-------- GIVEN DATA --------

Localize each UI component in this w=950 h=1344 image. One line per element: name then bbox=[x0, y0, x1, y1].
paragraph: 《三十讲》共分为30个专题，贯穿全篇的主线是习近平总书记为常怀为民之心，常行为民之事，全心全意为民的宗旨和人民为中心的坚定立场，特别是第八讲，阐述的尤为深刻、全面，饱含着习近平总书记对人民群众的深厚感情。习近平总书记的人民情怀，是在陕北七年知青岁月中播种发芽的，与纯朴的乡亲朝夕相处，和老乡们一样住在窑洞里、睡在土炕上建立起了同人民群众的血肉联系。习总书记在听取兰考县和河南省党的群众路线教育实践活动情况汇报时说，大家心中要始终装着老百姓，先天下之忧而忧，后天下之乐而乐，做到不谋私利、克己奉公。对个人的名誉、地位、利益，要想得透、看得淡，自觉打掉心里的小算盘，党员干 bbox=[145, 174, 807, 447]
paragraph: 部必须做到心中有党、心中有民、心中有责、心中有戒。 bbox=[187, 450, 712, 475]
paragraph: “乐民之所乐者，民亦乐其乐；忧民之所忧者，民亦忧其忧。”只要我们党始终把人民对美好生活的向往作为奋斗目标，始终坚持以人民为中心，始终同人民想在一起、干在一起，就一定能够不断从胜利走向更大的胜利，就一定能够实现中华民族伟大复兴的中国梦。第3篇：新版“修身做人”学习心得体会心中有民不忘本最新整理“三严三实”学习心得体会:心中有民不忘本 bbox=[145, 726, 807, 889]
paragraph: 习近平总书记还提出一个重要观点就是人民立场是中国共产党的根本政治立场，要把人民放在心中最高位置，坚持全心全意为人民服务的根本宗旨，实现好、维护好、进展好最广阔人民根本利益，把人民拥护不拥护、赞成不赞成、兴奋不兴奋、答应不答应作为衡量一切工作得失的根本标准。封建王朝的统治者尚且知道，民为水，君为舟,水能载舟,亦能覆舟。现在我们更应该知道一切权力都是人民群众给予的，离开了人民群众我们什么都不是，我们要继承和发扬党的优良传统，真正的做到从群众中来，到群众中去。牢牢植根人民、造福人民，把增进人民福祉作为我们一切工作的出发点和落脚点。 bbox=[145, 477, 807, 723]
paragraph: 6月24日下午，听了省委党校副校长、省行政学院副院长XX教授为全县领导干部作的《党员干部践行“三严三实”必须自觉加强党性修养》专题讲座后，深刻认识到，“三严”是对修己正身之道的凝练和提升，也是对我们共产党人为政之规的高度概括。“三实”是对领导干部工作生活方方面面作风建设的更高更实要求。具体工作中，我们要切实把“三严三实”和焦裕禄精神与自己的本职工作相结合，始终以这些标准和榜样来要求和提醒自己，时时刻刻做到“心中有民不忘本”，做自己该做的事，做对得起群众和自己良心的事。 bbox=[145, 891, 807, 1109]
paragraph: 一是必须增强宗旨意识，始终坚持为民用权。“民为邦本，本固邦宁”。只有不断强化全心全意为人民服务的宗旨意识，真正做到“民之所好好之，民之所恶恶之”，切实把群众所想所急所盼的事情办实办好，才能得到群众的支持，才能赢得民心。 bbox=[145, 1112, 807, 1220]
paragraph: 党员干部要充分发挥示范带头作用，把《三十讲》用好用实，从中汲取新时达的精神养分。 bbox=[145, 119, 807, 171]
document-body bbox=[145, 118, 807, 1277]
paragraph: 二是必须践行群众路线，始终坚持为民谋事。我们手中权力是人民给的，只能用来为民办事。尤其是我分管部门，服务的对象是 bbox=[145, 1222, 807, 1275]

--------

EXERCISE DIRECTIONS: Rewrite the data above, substituting "text block" for each occurrence of "paragraph" and leaving everything else unchanged.

OUTPUT BELOW:
Localize each UI component in this w=950 h=1344 image. One line per element: name then bbox=[x0, y0, x1, y1].
text block: 《三十讲》共分为30个专题，贯穿全篇的主线是习近平总书记为常怀为民之心，常行为民之事，全心全意为民的宗旨和人民为中心的坚定立场，特别是第八讲，阐述的尤为深刻、全面，饱含着习近平总书记对人民群众的深厚感情。习近平总书记的人民情怀，是在陕北七年知青岁月中播种发芽的，与纯朴的乡亲朝夕相处，和老乡们一样住在窑洞里、睡在土炕上建立起了同人民群众的血肉联系。习总书记在听取兰考县和河南省党的群众路线教育实践活动情况汇报时说，大家心中要始终装着老百姓，先天下之忧而忧，后天下之乐而乐，做到不谋私利、克己奉公。对个人的名誉、地位、利益，要想得透、看得淡，自觉打掉心里的小算盘，党员干 bbox=[145, 174, 807, 447]
text block: 部必须做到心中有党、心中有民、心中有责、心中有戒。 bbox=[187, 450, 712, 475]
text block: “乐民之所乐者，民亦乐其乐；忧民之所忧者，民亦忧其忧。”只要我们党始终把人民对美好生活的向往作为奋斗目标，始终坚持以人民为中心，始终同人民想在一起、干在一起，就一定能够不断从胜利走向更大的胜利，就一定能够实现中华民族伟大复兴的中国梦。第3篇：新版“修身做人”学习心得体会心中有民不忘本最新整理“三严三实”学习心得体会:心中有民不忘本 bbox=[145, 726, 807, 889]
text block: 习近平总书记还提出一个重要观点就是人民立场是中国共产党的根本政治立场，要把人民放在心中最高位置，坚持全心全意为人民服务的根本宗旨，实现好、维护好、进展好最广阔人民根本利益，把人民拥护不拥护、赞成不赞成、兴奋不兴奋、答应不答应作为衡量一切工作得失的根本标准。封建王朝的统治者尚且知道，民为水，君为舟,水能载舟,亦能覆舟。现在我们更应该知道一切权力都是人民群众给予的，离开了人民群众我们什么都不是，我们要继承和发扬党的优良传统，真正的做到从群众中来，到群众中去。牢牢植根人民、造福人民，把增进人民福祉作为我们一切工作的出发点和落脚点。 bbox=[145, 477, 807, 723]
text block: 6月24日下午，听了省委党校副校长、省行政学院副院长XX教授为全县领导干部作的《党员干部践行“三严三实”必须自觉加强党性修养》专题讲座后，深刻认识到，“三严”是对修己正身之道的凝练和提升，也是对我们共产党人为政之规的高度概括。“三实”是对领导干部工作生活方方面面作风建设的更高更实要求。具体工作中，我们要切实把“三严三实”和焦裕禄精神与自己的本职工作相结合，始终以这些标准和榜样来要求和提醒自己，时时刻刻做到“心中有民不忘本”，做自己该做的事，做对得起群众和自己良心的事。 bbox=[145, 891, 807, 1109]
text block: 一是必须增强宗旨意识，始终坚持为民用权。“民为邦本，本固邦宁”。只有不断强化全心全意为人民服务的宗旨意识，真正做到“民之所好好之，民之所恶恶之”，切实把群众所想所急所盼的事情办实办好，才能得到群众的支持，才能赢得民心。 bbox=[145, 1112, 807, 1220]
text block: 党员干部要充分发挥示范带头作用，把《三十讲》用好用实，从中汲取新时达的精神养分。 bbox=[145, 119, 807, 171]
document-body bbox=[145, 118, 807, 1277]
text block: 二是必须践行群众路线，始终坚持为民谋事。我们手中权力是人民给的，只能用来为民办事。尤其是我分管部门，服务的对象是 bbox=[145, 1222, 807, 1275]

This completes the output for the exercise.